■ What is asked: Where does the string "filter" appear? Copy every line of the entries below that holds it.

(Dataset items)
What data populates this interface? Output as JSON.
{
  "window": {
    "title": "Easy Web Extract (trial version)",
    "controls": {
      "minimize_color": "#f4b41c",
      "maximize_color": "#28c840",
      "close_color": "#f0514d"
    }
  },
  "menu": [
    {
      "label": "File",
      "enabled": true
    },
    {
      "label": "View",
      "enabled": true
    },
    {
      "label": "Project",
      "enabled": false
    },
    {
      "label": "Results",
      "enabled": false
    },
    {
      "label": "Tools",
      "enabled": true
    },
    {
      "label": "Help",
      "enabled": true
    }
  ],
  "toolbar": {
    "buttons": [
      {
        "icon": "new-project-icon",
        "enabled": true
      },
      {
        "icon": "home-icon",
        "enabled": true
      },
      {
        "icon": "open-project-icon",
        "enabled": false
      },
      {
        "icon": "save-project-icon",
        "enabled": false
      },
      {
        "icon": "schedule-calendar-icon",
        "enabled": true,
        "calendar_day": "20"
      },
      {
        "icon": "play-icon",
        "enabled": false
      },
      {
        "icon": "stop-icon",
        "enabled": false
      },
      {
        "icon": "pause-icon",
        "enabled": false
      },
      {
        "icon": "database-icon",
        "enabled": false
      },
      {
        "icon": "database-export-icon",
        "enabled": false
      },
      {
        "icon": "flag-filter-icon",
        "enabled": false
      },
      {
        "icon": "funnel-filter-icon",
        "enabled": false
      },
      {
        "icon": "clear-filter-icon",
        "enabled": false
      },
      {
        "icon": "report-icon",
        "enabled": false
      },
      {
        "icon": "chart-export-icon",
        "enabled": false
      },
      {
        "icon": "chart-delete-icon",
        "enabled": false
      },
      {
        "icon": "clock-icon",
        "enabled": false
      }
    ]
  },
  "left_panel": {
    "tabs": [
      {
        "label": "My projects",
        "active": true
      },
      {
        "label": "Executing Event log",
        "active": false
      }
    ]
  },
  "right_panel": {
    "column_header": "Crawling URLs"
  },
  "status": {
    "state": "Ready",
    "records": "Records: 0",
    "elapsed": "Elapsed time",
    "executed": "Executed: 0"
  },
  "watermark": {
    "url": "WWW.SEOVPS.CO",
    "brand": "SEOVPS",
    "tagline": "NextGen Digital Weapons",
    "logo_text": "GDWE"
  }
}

==

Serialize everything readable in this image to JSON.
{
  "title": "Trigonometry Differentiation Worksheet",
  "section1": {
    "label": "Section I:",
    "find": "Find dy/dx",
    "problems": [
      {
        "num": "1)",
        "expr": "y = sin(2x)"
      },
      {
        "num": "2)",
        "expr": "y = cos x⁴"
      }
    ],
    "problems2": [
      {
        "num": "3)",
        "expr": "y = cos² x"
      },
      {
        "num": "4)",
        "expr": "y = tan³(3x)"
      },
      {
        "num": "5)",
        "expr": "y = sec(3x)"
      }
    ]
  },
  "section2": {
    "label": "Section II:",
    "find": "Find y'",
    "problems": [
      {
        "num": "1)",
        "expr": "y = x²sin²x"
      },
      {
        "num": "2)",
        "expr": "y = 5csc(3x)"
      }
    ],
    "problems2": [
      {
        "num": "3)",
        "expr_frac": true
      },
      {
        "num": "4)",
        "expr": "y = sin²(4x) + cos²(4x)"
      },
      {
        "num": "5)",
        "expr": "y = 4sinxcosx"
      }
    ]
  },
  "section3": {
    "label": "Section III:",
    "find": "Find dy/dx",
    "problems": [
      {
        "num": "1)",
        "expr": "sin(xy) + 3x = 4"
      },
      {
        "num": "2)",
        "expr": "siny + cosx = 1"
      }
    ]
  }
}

■ Written answer:
        "icon": "flag-filter-icon",
        "icon": "funnel-filter-icon",
        "icon": "clear-filter-icon",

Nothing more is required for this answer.